> _Objective_
Filter these entries so that only lines with the word "this" remain.

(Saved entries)
## BEGIN
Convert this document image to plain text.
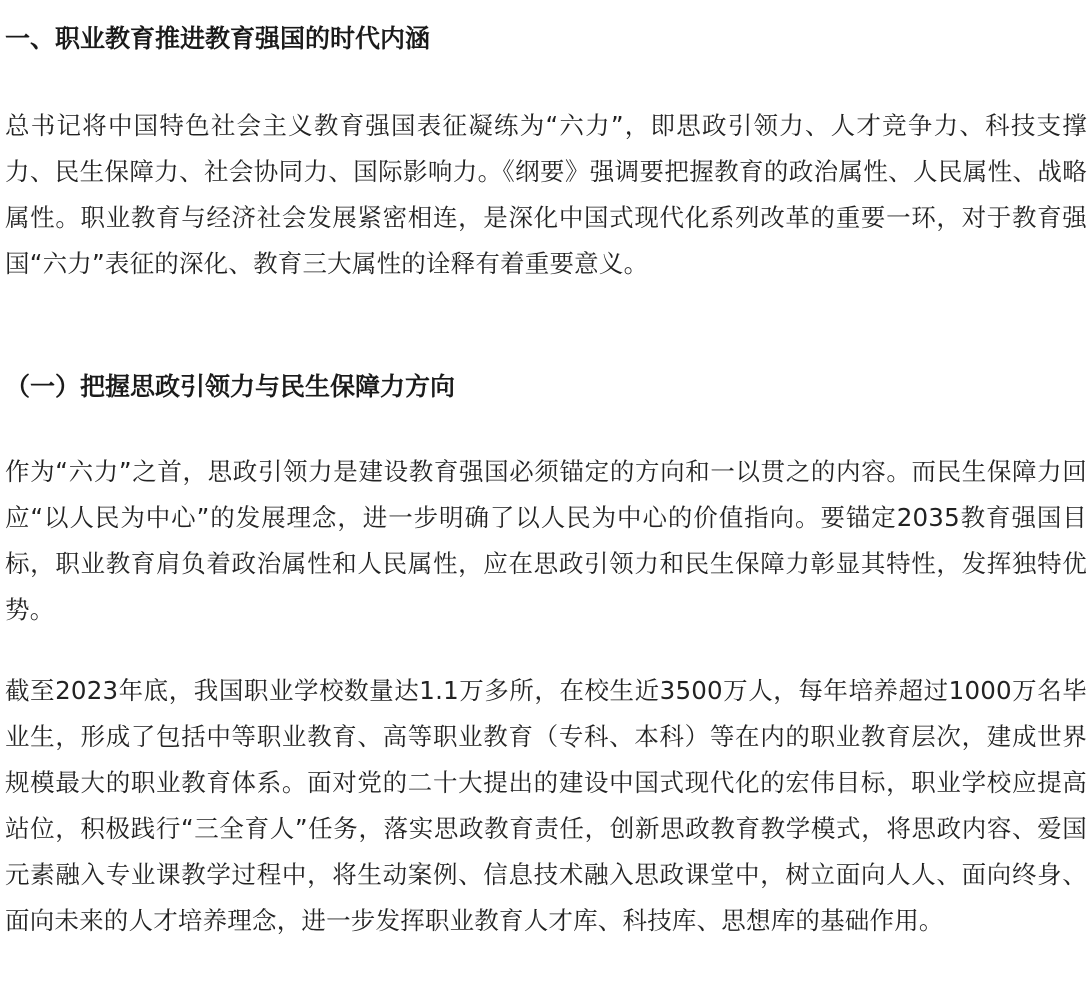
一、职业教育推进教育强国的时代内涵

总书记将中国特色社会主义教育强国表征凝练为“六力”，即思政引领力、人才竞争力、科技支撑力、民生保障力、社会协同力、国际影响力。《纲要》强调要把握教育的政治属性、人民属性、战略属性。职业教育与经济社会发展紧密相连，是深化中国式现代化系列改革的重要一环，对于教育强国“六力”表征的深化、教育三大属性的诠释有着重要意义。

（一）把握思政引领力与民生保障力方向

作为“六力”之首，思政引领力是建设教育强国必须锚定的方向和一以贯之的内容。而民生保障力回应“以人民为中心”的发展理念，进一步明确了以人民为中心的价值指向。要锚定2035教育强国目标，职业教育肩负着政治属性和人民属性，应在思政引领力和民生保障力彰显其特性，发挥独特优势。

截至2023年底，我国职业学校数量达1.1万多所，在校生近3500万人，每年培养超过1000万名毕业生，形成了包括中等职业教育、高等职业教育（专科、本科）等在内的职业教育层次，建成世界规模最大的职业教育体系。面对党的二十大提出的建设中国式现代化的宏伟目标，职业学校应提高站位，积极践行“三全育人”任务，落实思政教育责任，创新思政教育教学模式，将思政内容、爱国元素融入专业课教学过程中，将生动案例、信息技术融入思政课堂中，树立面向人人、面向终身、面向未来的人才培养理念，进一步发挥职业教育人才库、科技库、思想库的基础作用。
## END
## BEGIN
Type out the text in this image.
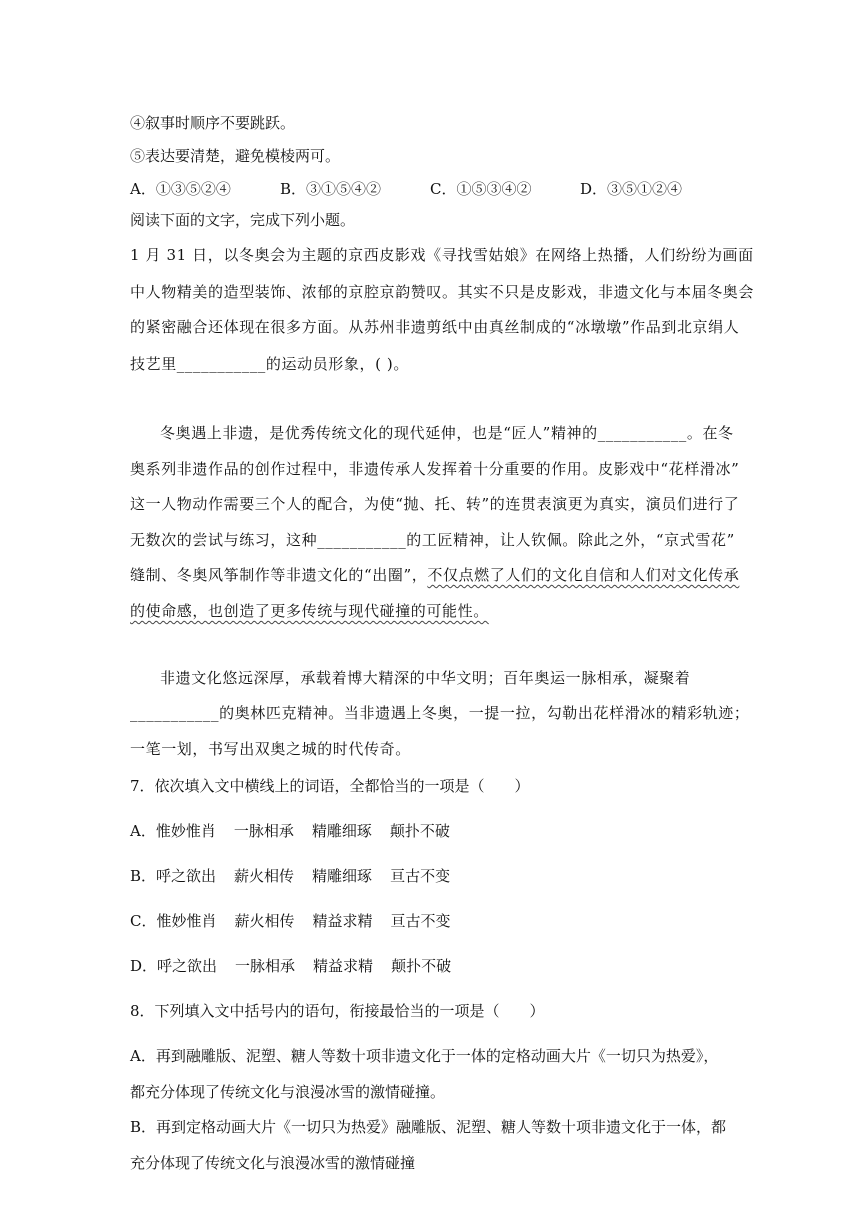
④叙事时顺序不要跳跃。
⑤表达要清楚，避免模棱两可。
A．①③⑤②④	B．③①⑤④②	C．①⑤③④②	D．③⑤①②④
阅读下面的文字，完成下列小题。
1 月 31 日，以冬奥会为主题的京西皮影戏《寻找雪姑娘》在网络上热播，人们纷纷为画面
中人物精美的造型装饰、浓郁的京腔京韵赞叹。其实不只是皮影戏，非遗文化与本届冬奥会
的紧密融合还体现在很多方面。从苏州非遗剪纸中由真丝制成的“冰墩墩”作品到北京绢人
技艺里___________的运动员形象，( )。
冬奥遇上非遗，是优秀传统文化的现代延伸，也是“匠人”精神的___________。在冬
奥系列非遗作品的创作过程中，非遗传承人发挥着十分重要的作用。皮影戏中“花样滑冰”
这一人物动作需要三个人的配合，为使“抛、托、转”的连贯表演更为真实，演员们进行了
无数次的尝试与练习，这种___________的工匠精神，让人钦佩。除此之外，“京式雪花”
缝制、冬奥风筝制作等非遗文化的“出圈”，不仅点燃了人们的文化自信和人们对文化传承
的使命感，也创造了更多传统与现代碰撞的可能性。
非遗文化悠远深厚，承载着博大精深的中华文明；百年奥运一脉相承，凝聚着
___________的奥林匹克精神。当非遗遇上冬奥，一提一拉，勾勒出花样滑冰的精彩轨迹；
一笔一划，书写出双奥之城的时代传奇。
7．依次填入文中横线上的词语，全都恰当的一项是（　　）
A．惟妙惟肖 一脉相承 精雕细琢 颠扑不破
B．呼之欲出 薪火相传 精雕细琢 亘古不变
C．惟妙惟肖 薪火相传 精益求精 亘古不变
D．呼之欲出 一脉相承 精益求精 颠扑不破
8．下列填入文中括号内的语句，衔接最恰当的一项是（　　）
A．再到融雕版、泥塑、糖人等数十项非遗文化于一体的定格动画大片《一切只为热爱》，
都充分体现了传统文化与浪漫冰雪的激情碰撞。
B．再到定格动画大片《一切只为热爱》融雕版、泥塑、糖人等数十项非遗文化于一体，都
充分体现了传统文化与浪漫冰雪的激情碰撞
## END
> _Final result_
Convert this document image to plain text.
Type out the text in this image.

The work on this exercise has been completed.